*ENTRIES SHOWN*

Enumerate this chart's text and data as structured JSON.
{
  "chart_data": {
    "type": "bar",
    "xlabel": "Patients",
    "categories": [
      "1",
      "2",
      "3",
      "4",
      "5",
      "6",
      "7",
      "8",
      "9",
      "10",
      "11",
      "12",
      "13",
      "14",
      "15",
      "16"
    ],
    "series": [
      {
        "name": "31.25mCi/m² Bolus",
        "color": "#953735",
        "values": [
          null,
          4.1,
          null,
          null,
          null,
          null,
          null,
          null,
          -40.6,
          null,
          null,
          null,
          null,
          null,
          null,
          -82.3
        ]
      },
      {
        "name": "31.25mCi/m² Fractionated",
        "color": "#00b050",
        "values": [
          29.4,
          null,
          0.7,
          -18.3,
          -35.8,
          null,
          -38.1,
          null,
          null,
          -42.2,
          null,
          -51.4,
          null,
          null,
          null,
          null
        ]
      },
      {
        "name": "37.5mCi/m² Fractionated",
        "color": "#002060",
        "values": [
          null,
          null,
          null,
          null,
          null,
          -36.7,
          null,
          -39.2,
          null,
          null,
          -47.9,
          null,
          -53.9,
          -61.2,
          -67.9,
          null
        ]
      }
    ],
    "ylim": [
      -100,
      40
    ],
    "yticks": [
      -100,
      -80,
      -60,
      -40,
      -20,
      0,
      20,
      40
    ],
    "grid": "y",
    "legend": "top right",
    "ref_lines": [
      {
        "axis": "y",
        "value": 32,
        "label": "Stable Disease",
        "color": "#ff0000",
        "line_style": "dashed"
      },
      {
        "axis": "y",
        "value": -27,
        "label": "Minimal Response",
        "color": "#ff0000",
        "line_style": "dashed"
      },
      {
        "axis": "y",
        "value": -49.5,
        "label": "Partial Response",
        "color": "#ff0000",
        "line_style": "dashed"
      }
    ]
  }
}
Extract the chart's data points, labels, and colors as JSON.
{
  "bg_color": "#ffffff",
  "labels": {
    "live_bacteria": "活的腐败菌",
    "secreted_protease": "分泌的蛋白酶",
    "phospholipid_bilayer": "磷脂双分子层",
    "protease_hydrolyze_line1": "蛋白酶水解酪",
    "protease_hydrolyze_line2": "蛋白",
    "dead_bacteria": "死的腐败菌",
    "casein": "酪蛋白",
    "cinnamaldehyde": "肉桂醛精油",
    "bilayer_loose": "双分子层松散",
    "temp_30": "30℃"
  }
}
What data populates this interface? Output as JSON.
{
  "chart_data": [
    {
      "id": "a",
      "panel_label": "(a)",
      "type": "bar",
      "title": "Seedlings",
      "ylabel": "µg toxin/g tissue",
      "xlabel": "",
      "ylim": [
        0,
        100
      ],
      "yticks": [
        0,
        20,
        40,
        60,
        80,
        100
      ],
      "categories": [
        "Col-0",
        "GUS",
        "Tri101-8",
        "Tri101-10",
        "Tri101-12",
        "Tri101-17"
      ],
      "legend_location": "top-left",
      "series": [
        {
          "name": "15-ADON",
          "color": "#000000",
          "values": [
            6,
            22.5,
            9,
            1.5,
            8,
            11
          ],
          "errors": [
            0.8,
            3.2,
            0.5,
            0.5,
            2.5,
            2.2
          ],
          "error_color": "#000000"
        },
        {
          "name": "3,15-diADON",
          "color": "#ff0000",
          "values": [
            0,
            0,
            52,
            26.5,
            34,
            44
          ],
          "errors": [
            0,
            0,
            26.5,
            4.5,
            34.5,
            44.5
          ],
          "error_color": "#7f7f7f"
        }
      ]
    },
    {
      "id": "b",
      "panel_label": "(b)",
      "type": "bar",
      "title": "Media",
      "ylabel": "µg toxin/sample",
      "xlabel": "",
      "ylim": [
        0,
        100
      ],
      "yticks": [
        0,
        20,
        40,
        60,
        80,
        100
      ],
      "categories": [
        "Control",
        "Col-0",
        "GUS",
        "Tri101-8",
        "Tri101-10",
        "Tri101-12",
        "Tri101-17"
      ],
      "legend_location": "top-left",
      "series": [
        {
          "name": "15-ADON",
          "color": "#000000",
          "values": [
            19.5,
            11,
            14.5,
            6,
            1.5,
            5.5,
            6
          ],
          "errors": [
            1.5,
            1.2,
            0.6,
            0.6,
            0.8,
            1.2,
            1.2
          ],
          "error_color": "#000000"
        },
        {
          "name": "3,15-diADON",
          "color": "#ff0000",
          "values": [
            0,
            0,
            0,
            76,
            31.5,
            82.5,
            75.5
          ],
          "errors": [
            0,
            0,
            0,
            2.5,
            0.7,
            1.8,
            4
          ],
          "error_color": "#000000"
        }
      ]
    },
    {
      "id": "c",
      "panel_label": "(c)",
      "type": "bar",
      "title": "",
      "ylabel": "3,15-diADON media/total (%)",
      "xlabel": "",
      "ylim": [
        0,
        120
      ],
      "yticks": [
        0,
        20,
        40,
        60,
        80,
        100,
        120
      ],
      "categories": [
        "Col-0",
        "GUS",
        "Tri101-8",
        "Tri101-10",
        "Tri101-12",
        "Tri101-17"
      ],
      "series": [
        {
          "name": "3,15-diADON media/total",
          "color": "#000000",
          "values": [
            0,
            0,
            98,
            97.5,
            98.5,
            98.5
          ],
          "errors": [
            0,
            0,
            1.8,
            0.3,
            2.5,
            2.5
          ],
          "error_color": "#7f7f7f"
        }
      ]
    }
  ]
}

*ACTIVITY*
Repeat all of the records, letter for letter.

*ANSWER AREA*
Enumerate this chart's text and data as structured JSON.
{
  "chart_data": {
    "type": "bar",
    "xlabel": "Patients",
    "categories": [
      "1",
      "2",
      "3",
      "4",
      "5",
      "6",
      "7",
      "8",
      "9",
      "10",
      "11",
      "12",
      "13",
      "14",
      "15",
      "16"
    ],
    "series": [
      {
        "name": "31.25mCi/m² Bolus",
        "color": "#953735",
        "values": [
          null,
          4.1,
          null,
          null,
          null,
          null,
          null,
          null,
          -40.6,
          null,
          null,
          null,
          null,
          null,
          null,
          -82.3
        ]
      },
      {
        "name": "31.25mCi/m² Fractionated",
        "color": "#00b050",
        "values": [
          29.4,
          null,
          0.7,
          -18.3,
          -35.8,
          null,
          -38.1,
          null,
          null,
          -42.2,
          null,
          -51.4,
          null,
          null,
          null,
          null
        ]
      },
      {
        "name": "37.5mCi/m² Fractionated",
        "color": "#002060",
        "values": [
          null,
          null,
          null,
          null,
          null,
          -36.7,
          null,
          -39.2,
          null,
          null,
          -47.9,
          null,
          -53.9,
          -61.2,
          -67.9,
          null
        ]
      }
    ],
    "ylim": [
      -100,
      40
    ],
    "yticks": [
      -100,
      -80,
      -60,
      -40,
      -20,
      0,
      20,
      40
    ],
    "grid": "y",
    "legend": "top right",
    "ref_lines": [
      {
        "axis": "y",
        "value": 32,
        "label": "Stable Disease",
        "color": "#ff0000",
        "line_style": "dashed"
      },
      {
        "axis": "y",
        "value": -27,
        "label": "Minimal Response",
        "color": "#ff0000",
        "line_style": "dashed"
      },
      {
        "axis": "y",
        "value": -49.5,
        "label": "Partial Response",
        "color": "#ff0000",
        "line_style": "dashed"
      }
    ]
  }
}
Extract the chart's data points, labels, and colors as JSON.
{
  "bg_color": "#ffffff",
  "labels": {
    "live_bacteria": "活的腐败菌",
    "secreted_protease": "分泌的蛋白酶",
    "phospholipid_bilayer": "磷脂双分子层",
    "protease_hydrolyze_line1": "蛋白酶水解酪",
    "protease_hydrolyze_line2": "蛋白",
    "dead_bacteria": "死的腐败菌",
    "casein": "酪蛋白",
    "cinnamaldehyde": "肉桂醛精油",
    "bilayer_loose": "双分子层松散",
    "temp_30": "30℃"
  }
}
What data populates this interface? Output as JSON.
{
  "chart_data": [
    {
      "id": "a",
      "panel_label": "(a)",
      "type": "bar",
      "title": "Seedlings",
      "ylabel": "µg toxin/g tissue",
      "xlabel": "",
      "ylim": [
        0,
        100
      ],
      "yticks": [
        0,
        20,
        40,
        60,
        80,
        100
      ],
      "categories": [
        "Col-0",
        "GUS",
        "Tri101-8",
        "Tri101-10",
        "Tri101-12",
        "Tri101-17"
      ],
      "legend_location": "top-left",
      "series": [
        {
          "name": "15-ADON",
          "color": "#000000",
          "values": [
            6,
            22.5,
            9,
            1.5,
            8,
            11
          ],
          "errors": [
            0.8,
            3.2,
            0.5,
            0.5,
            2.5,
            2.2
          ],
          "error_color": "#000000"
        },
        {
          "name": "3,15-diADON",
          "color": "#ff0000",
          "values": [
            0,
            0,
            52,
            26.5,
            34,
            44
          ],
          "errors": [
            0,
            0,
            26.5,
            4.5,
            34.5,
            44.5
          ],
          "error_color": "#7f7f7f"
        }
      ]
    },
    {
      "id": "b",
      "panel_label": "(b)",
      "type": "bar",
      "title": "Media",
      "ylabel": "µg toxin/sample",
      "xlabel": "",
      "ylim": [
        0,
        100
      ],
      "yticks": [
        0,
        20,
        40,
        60,
        80,
        100
      ],
      "categories": [
        "Control",
        "Col-0",
        "GUS",
        "Tri101-8",
        "Tri101-10",
        "Tri101-12",
        "Tri101-17"
      ],
      "legend_location": "top-left",
      "series": [
        {
          "name": "15-ADON",
          "color": "#000000",
          "values": [
            19.5,
            11,
            14.5,
            6,
            1.5,
            5.5,
            6
          ],
          "errors": [
            1.5,
            1.2,
            0.6,
            0.6,
            0.8,
            1.2,
            1.2
          ],
          "error_color": "#000000"
        },
        {
          "name": "3,15-diADON",
          "color": "#ff0000",
          "values": [
            0,
            0,
            0,
            76,
            31.5,
            82.5,
            75.5
          ],
          "errors": [
            0,
            0,
            0,
            2.5,
            0.7,
            1.8,
            4
          ],
          "error_color": "#000000"
        }
      ]
    },
    {
      "id": "c",
      "panel_label": "(c)",
      "type": "bar",
      "title": "",
      "ylabel": "3,15-diADON media/total (%)",
      "xlabel": "",
      "ylim": [
        0,
        120
      ],
      "yticks": [
        0,
        20,
        40,
        60,
        80,
        100,
        120
      ],
      "categories": [
        "Col-0",
        "GUS",
        "Tri101-8",
        "Tri101-10",
        "Tri101-12",
        "Tri101-17"
      ],
      "series": [
        {
          "name": "3,15-diADON media/total",
          "color": "#000000",
          "values": [
            0,
            0,
            98,
            97.5,
            98.5,
            98.5
          ],
          "errors": [
            0,
            0,
            1.8,
            0.3,
            2.5,
            2.5
          ],
          "error_color": "#7f7f7f"
        }
      ]
    }
  ]
}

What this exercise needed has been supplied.